[start of Input records]

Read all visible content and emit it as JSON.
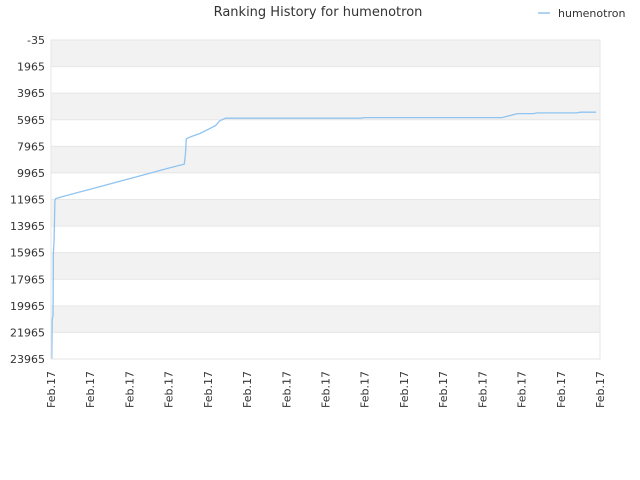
{
  "chart_data": {
    "type": "line",
    "title": "Ranking History for humenotron",
    "xlabel": "",
    "ylabel": "",
    "y_axis_inverted": true,
    "ylim": [
      -35,
      23965
    ],
    "y_ticks": [
      "-35",
      "1965",
      "3965",
      "5965",
      "7965",
      "9965",
      "11965",
      "13965",
      "15965",
      "17965",
      "19965",
      "21965",
      "23965"
    ],
    "x_ticks": [
      "Feb.17",
      "Feb.17",
      "Feb.17",
      "Feb.17",
      "Feb.17",
      "Feb.17",
      "Feb.17",
      "Feb.17",
      "Feb.17",
      "Feb.17",
      "Feb.17",
      "Feb.17",
      "Feb.17",
      "Feb.17",
      "Feb.17"
    ],
    "x_range": [
      0,
      14
    ],
    "grid": "horizontal bands",
    "legend_position": "top-right",
    "series": [
      {
        "name": "humenotron",
        "color": "#90c4f0",
        "points": [
          [
            0.02,
            23965
          ],
          [
            0.03,
            21000
          ],
          [
            0.05,
            20700
          ],
          [
            0.06,
            16000
          ],
          [
            0.08,
            15000
          ],
          [
            0.1,
            12050
          ],
          [
            0.12,
            11900
          ],
          [
            0.35,
            11700
          ],
          [
            1.0,
            11200
          ],
          [
            2.0,
            10400
          ],
          [
            3.0,
            9600
          ],
          [
            3.4,
            9300
          ],
          [
            3.43,
            8500
          ],
          [
            3.45,
            7400
          ],
          [
            3.6,
            7200
          ],
          [
            3.8,
            7000
          ],
          [
            4.0,
            6700
          ],
          [
            4.2,
            6400
          ],
          [
            4.3,
            6050
          ],
          [
            4.45,
            5850
          ],
          [
            5.0,
            5850
          ],
          [
            7.0,
            5850
          ],
          [
            7.9,
            5850
          ],
          [
            8.0,
            5800
          ],
          [
            10.0,
            5800
          ],
          [
            11.5,
            5800
          ],
          [
            11.9,
            5500
          ],
          [
            12.3,
            5500
          ],
          [
            12.4,
            5450
          ],
          [
            13.0,
            5450
          ],
          [
            13.4,
            5450
          ],
          [
            13.5,
            5400
          ],
          [
            13.9,
            5400
          ]
        ]
      }
    ]
  }
}
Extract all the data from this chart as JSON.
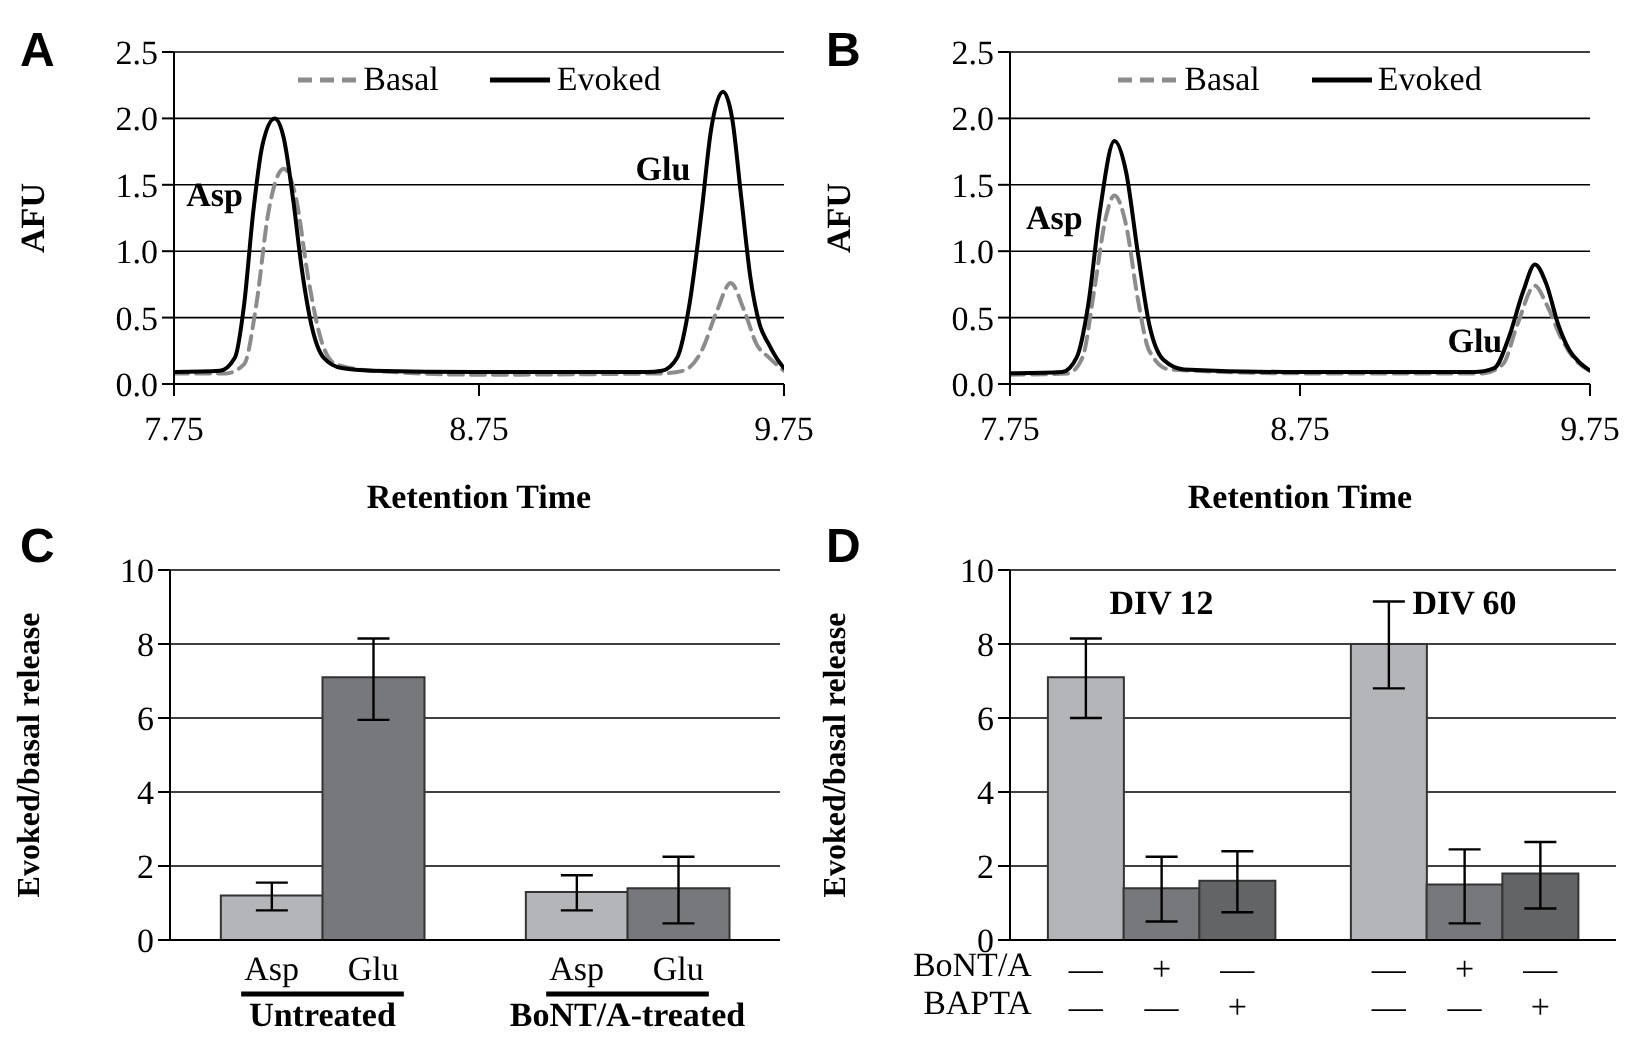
{
  "chart_data": [
    {
      "type": "line",
      "title": "A",
      "xlabel": "Retention Time",
      "ylabel": "AFU",
      "xlim": [
        7.75,
        9.75
      ],
      "xticks": [
        7.75,
        8.75,
        9.75
      ],
      "ylim": [
        0,
        2.5
      ],
      "yticks": [
        {
          "value": 0,
          "label": "0.0"
        },
        {
          "value": 0.5,
          "label": "0.5"
        },
        {
          "value": 1,
          "label": "1.0"
        },
        {
          "value": 1.5,
          "label": "1.5"
        },
        {
          "value": 2,
          "label": "2.0"
        },
        {
          "value": 2.5,
          "label": "2.5"
        }
      ],
      "grid": "y",
      "legend": "top",
      "marker": "none",
      "series": [
        {
          "name": "Basal",
          "color": "#8c8c8c",
          "line_style": "dashed",
          "x": [
            7.75,
            7.92,
            7.98,
            8.02,
            8.06,
            8.11,
            8.15,
            8.19,
            8.23,
            8.28,
            8.4,
            8.75,
            9.35,
            9.42,
            9.48,
            9.53,
            9.575,
            9.62,
            9.66,
            9.7,
            9.75
          ],
          "values": [
            0.08,
            0.08,
            0.15,
            0.6,
            1.3,
            1.62,
            1.4,
            0.8,
            0.35,
            0.15,
            0.1,
            0.07,
            0.08,
            0.1,
            0.25,
            0.55,
            0.76,
            0.55,
            0.3,
            0.2,
            0.1
          ]
        },
        {
          "name": "Evoked",
          "color": "#000000",
          "line_style": "solid",
          "x": [
            7.75,
            7.9,
            7.95,
            7.98,
            8.01,
            8.04,
            8.08,
            8.11,
            8.14,
            8.17,
            8.2,
            8.24,
            8.3,
            8.4,
            8.75,
            9.3,
            9.35,
            9.4,
            9.44,
            9.48,
            9.51,
            9.55,
            9.58,
            9.61,
            9.64,
            9.67,
            9.7,
            9.73,
            9.75
          ],
          "values": [
            0.09,
            0.1,
            0.2,
            0.6,
            1.3,
            1.8,
            2.0,
            1.85,
            1.4,
            0.85,
            0.45,
            0.2,
            0.12,
            0.1,
            0.09,
            0.09,
            0.1,
            0.2,
            0.6,
            1.3,
            1.9,
            2.2,
            2.0,
            1.4,
            0.8,
            0.45,
            0.3,
            0.18,
            0.12
          ]
        }
      ],
      "annotations": [
        "Asp",
        "Glu"
      ]
    },
    {
      "type": "line",
      "title": "B",
      "xlabel": "Retention Time",
      "ylabel": "AFU",
      "xlim": [
        7.75,
        9.75
      ],
      "xticks": [
        7.75,
        8.75,
        9.75
      ],
      "ylim": [
        0,
        2.5
      ],
      "yticks": [
        {
          "value": 0,
          "label": "0.0"
        },
        {
          "value": 0.5,
          "label": "0.5"
        },
        {
          "value": 1,
          "label": "1.0"
        },
        {
          "value": 1.5,
          "label": "1.5"
        },
        {
          "value": 2,
          "label": "2.0"
        },
        {
          "value": 2.5,
          "label": "2.5"
        }
      ],
      "grid": "y",
      "legend": "top",
      "marker": "none",
      "series": [
        {
          "name": "Basal",
          "color": "#8c8c8c",
          "line_style": "dashed",
          "x": [
            7.75,
            7.95,
            8.0,
            8.04,
            8.08,
            8.11,
            8.15,
            8.19,
            8.23,
            8.3,
            8.75,
            9.38,
            9.45,
            9.5,
            9.56,
            9.6,
            9.65,
            9.7,
            9.75
          ],
          "values": [
            0.07,
            0.08,
            0.2,
            0.7,
            1.25,
            1.42,
            1.2,
            0.65,
            0.25,
            0.11,
            0.08,
            0.08,
            0.15,
            0.45,
            0.74,
            0.6,
            0.35,
            0.18,
            0.1
          ]
        },
        {
          "name": "Evoked",
          "color": "#000000",
          "line_style": "solid",
          "x": [
            7.75,
            7.93,
            7.98,
            8.02,
            8.06,
            8.11,
            8.15,
            8.19,
            8.23,
            8.28,
            8.35,
            8.75,
            9.35,
            9.42,
            9.47,
            9.52,
            9.56,
            9.6,
            9.64,
            9.68,
            9.72,
            9.75
          ],
          "values": [
            0.08,
            0.09,
            0.2,
            0.6,
            1.3,
            1.83,
            1.6,
            1.0,
            0.45,
            0.18,
            0.11,
            0.09,
            0.09,
            0.12,
            0.35,
            0.7,
            0.9,
            0.75,
            0.45,
            0.25,
            0.15,
            0.1
          ]
        }
      ],
      "annotations": [
        "Asp",
        "Glu"
      ]
    },
    {
      "type": "bar",
      "title": "C",
      "ylabel": "Evoked/basal release",
      "categories": [
        "Asp",
        "Glu",
        null,
        "Asp",
        "Glu"
      ],
      "values": [
        1.2,
        7.1,
        null,
        1.3,
        1.4
      ],
      "colors": [
        "#b4b5b8",
        "#77787b",
        "#ffffff",
        "#b4b5b8",
        "#77787b"
      ],
      "errors": [
        [
          0.8,
          1.55
        ],
        [
          5.95,
          8.15
        ],
        null,
        [
          0.8,
          1.75
        ],
        [
          0.45,
          2.25
        ]
      ],
      "ylim": [
        0,
        10
      ],
      "yticks": [
        0,
        2,
        4,
        6,
        8,
        10
      ],
      "grid": "y",
      "annotations": [
        "Untreated",
        "BoNT/A-treated"
      ]
    },
    {
      "type": "bar",
      "title": "D",
      "ylabel": "Evoked/basal release",
      "categories": [
        "—\n—",
        "+\n—",
        "—\n+",
        null,
        "—\n—",
        "+\n—",
        "—\n+"
      ],
      "values": [
        7.1,
        1.4,
        1.6,
        null,
        8.0,
        1.5,
        1.8
      ],
      "colors": [
        "#b4b5b8",
        "#77787b",
        "#636466",
        "#ffffff",
        "#b4b5b8",
        "#77787b",
        "#636466"
      ],
      "errors": [
        [
          6.0,
          8.15
        ],
        [
          0.5,
          2.25
        ],
        [
          0.75,
          2.4
        ],
        null,
        [
          6.8,
          9.15
        ],
        [
          0.45,
          2.45
        ],
        [
          0.85,
          2.65
        ]
      ],
      "ylim": [
        0,
        10
      ],
      "yticks": [
        0,
        2,
        4,
        6,
        8,
        10
      ],
      "grid": "y",
      "annotations": [
        "DIV 12",
        "DIV 60",
        "BoNT/A",
        "BAPTA"
      ]
    }
  ]
}
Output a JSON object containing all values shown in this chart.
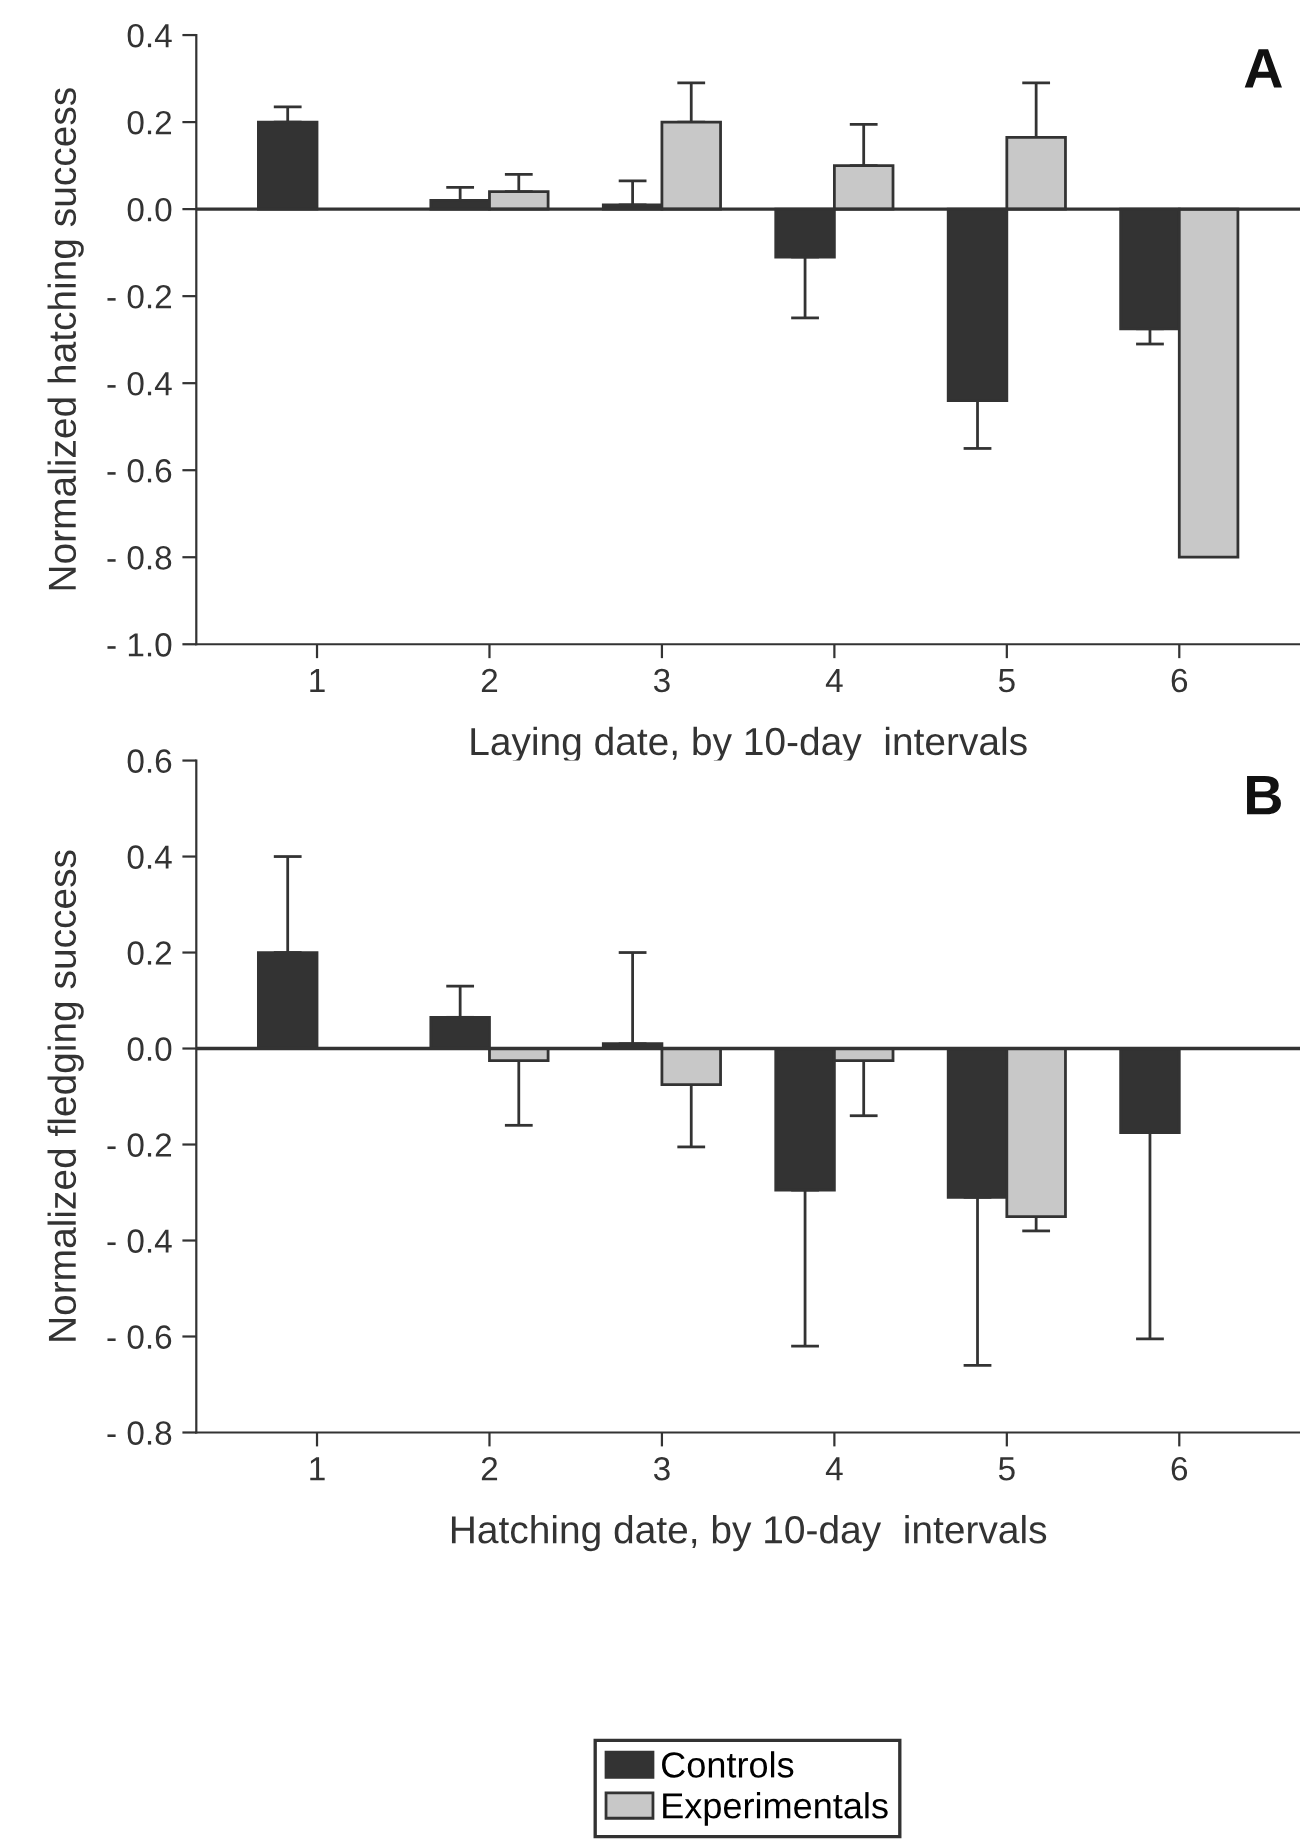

[end of Input records]

_Task objective_
Copy every line in the records above that contains the word "title".

_Result_
    "title": "Ranking History for humenotron",
      "title": "A",
      "title": "B",
      "title": "C",
      "title": "D",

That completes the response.